━━ Data listing
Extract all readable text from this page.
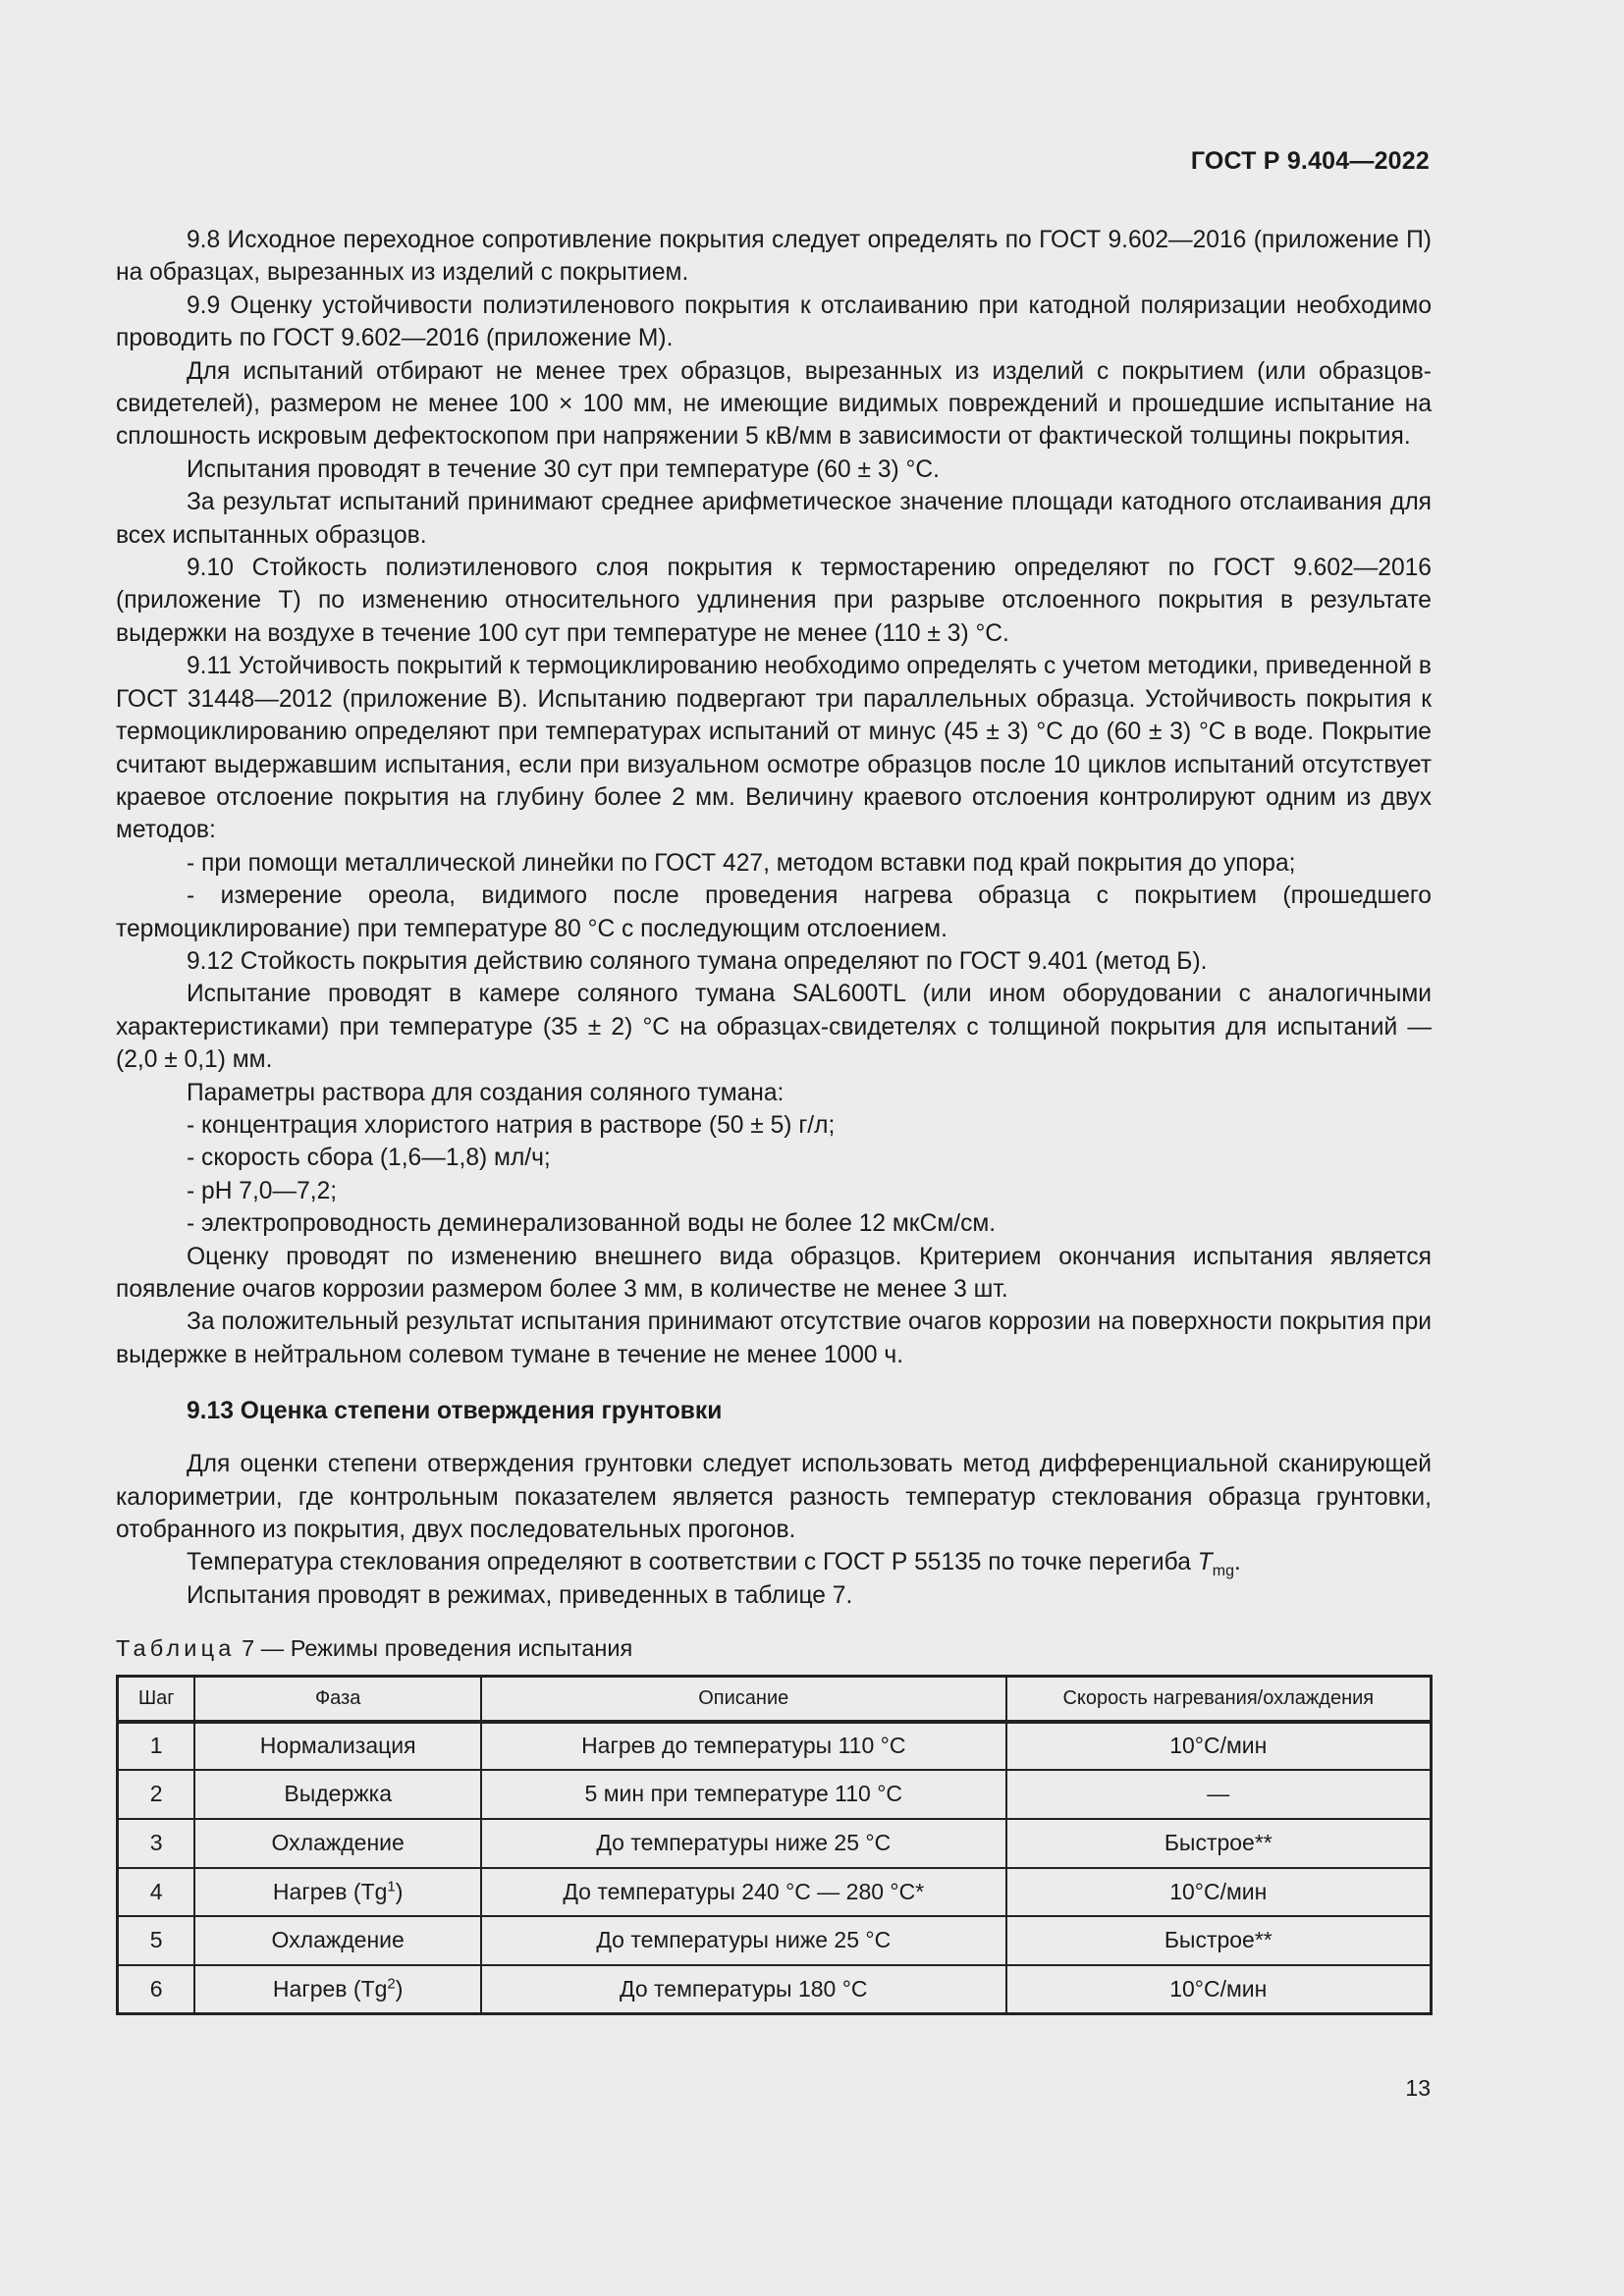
ГОСТ Р 9.404—2022

9.8 Исходное переходное сопротивление покрытия следует определять по ГОСТ 9.602—2016 (приложение П) на образцах, вырезанных из изделий с покрытием.

9.9 Оценку устойчивости полиэтиленового покрытия к отслаиванию при катодной поляризации необходимо проводить по ГОСТ 9.602—2016 (приложение М).

Для испытаний отбирают не менее трех образцов, вырезанных из изделий с покрытием (или образцов-свидетелей), размером не менее 100 × 100 мм, не имеющие видимых повреждений и прошедшие испытание на сплошность искровым дефектоскопом при напряжении 5 кВ/мм в зависимости от фактической толщины покрытия.

Испытания проводят в течение 30 сут при температуре (60 ± 3) °С.

За результат испытаний принимают среднее арифметическое значение площади катодного отслаивания для всех испытанных образцов.

9.10 Стойкость полиэтиленового слоя покрытия к термостарению определяют по ГОСТ 9.602—2016 (приложение Т) по изменению относительного удлинения при разрыве отслоенного покрытия в результате выдержки на воздухе в течение 100 сут при температуре не менее (110 ± 3) °С.

9.11 Устойчивость покрытий к термоциклированию необходимо определять с учетом методики, приведенной в ГОСТ 31448—2012 (приложение В). Испытанию подвергают три параллельных образца. Устойчивость покрытия к термоциклированию определяют при температурах испытаний от минус (45 ± 3) °С до (60 ± 3) °С в воде. Покрытие считают выдержавшим испытания, если при визуальном осмотре образцов после 10 циклов испытаний отсутствует краевое отслоение покрытия на глубину более 2 мм. Величину краевого отслоения контролируют одним из двух методов:

- при помощи металлической линейки по ГОСТ 427, методом вставки под край покрытия до упора;

- измерение ореола, видимого после проведения нагрева образца с покрытием (прошедшего термоциклирование) при температуре 80 °С с последующим отслоением.

9.12 Стойкость покрытия действию соляного тумана определяют по ГОСТ 9.401 (метод Б).

Испытание проводят в камере соляного тумана SAL600TL (или ином оборудовании с аналогичными характеристиками) при температуре (35 ± 2) °С на образцах-свидетелях с толщиной покрытия для испытаний — (2,0 ± 0,1) мм.

Параметры раствора для создания соляного тумана:

- концентрация хлористого натрия в растворе (50 ± 5) г/л;

- скорость сбора (1,6—1,8) мл/ч;

- pH 7,0—7,2;

- электропроводность деминерализованной воды не более 12 мкСм/см.

Оценку проводят по изменению внешнего вида образцов. Критерием окончания испытания является появление очагов коррозии размером более 3 мм, в количестве не менее 3 шт.

За положительный результат испытания принимают отсутствие очагов коррозии на поверхности покрытия при выдержке в нейтральном солевом тумане в течение не менее 1000 ч.

9.13 Оценка степени отверждения грунтовки

Для оценки степени отверждения грунтовки следует использовать метод дифференциальной сканирующей калориметрии, где контрольным показателем является разность температур стеклования образца грунтовки, отобранного из покрытия, двух последовательных прогонов.

Температура стеклования определяют в соответствии с ГОСТ Р 55135 по точке перегиба $T_{mg}$.

Испытания проводят в режимах, приведенных в таблице 7.

Таблица 7 — Режимы проведения испытания
Шаг	Фаза	Описание	Скорость нагревания/охлаждения
1	Нормализация	Нагрев до температуры 110 °С	10°С/мин
2	Выдержка	5 мин при температуре 110 °С	—
3	Охлаждение	До температуры ниже 25 °С	Быстрое**
4	Нагрев (Tg$^1$)	До температуры 240 °С — 280 °С*	10°С/мин
5	Охлаждение	До температуры ниже 25 °С	Быстрое**
6	Нагрев (Tg$^2$)	До температуры 180 °С	10°С/мин
13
━━━━
• [Aim]:
Reproduce all of the data exactly, omitting each picture it holds.

• [Worked solution]:
Extract all readable text from this page.
ГОСТ Р 9.404—2022

9.8 Исходное переходное сопротивление покрытия следует определять по ГОСТ 9.602—2016 (приложение П) на образцах, вырезанных из изделий с покрытием.

9.9 Оценку устойчивости полиэтиленового покрытия к отслаиванию при катодной поляризации необходимо проводить по ГОСТ 9.602—2016 (приложение М).

Для испытаний отбирают не менее трех образцов, вырезанных из изделий с покрытием (или образцов-свидетелей), размером не менее 100 × 100 мм, не имеющие видимых повреждений и прошедшие испытание на сплошность искровым дефектоскопом при напряжении 5 кВ/мм в зависимости от фактической толщины покрытия.

Испытания проводят в течение 30 сут при температуре (60 ± 3) °С.

За результат испытаний принимают среднее арифметическое значение площади катодного отслаивания для всех испытанных образцов.

9.10 Стойкость полиэтиленового слоя покрытия к термостарению определяют по ГОСТ 9.602—2016 (приложение Т) по изменению относительного удлинения при разрыве отслоенного покрытия в результате выдержки на воздухе в течение 100 сут при температуре не менее (110 ± 3) °С.

9.11 Устойчивость покрытий к термоциклированию необходимо определять с учетом методики, приведенной в ГОСТ 31448—2012 (приложение В). Испытанию подвергают три параллельных образца. Устойчивость покрытия к термоциклированию определяют при температурах испытаний от минус (45 ± 3) °С до (60 ± 3) °С в воде. Покрытие считают выдержавшим испытания, если при визуальном осмотре образцов после 10 циклов испытаний отсутствует краевое отслоение покрытия на глубину более 2 мм. Величину краевого отслоения контролируют одним из двух методов:

- при помощи металлической линейки по ГОСТ 427, методом вставки под край покрытия до упора;

- измерение ореола, видимого после проведения нагрева образца с покрытием (прошедшего термоциклирование) при температуре 80 °С с последующим отслоением.

9.12 Стойкость покрытия действию соляного тумана определяют по ГОСТ 9.401 (метод Б).

Испытание проводят в камере соляного тумана SAL600TL (или ином оборудовании с аналогичными характеристиками) при температуре (35 ± 2) °С на образцах-свидетелях с толщиной покрытия для испытаний — (2,0 ± 0,1) мм.

Параметры раствора для создания соляного тумана:

- концентрация хлористого натрия в растворе (50 ± 5) г/л;

- скорость сбора (1,6—1,8) мл/ч;

- pH 7,0—7,2;

- электропроводность деминерализованной воды не более 12 мкСм/см.

Оценку проводят по изменению внешнего вида образцов. Критерием окончания испытания является появление очагов коррозии размером более 3 мм, в количестве не менее 3 шт.

За положительный результат испытания принимают отсутствие очагов коррозии на поверхности покрытия при выдержке в нейтральном солевом тумане в течение не менее 1000 ч.

9.13 Оценка степени отверждения грунтовки

Для оценки степени отверждения грунтовки следует использовать метод дифференциальной сканирующей калориметрии, где контрольным показателем является разность температур стеклования образца грунтовки, отобранного из покрытия, двух последовательных прогонов.

Температура стеклования определяют в соответствии с ГОСТ Р 55135 по точке перегиба $T_{mg}$.

Испытания проводят в режимах, приведенных в таблице 7.

Таблица 7 — Режимы проведения испытания
Шаг	Фаза	Описание	Скорость нагревания/охлаждения
1	Нормализация	Нагрев до температуры 110 °С	10°С/мин
2	Выдержка	5 мин при температуре 110 °С	—
3	Охлаждение	До температуры ниже 25 °С	Быстрое**
4	Нагрев (Tg$^1$)	До температуры 240 °С — 280 °С*	10°С/мин
5	Охлаждение	До температуры ниже 25 °С	Быстрое**
6	Нагрев (Tg$^2$)	До температуры 180 °С	10°С/мин
13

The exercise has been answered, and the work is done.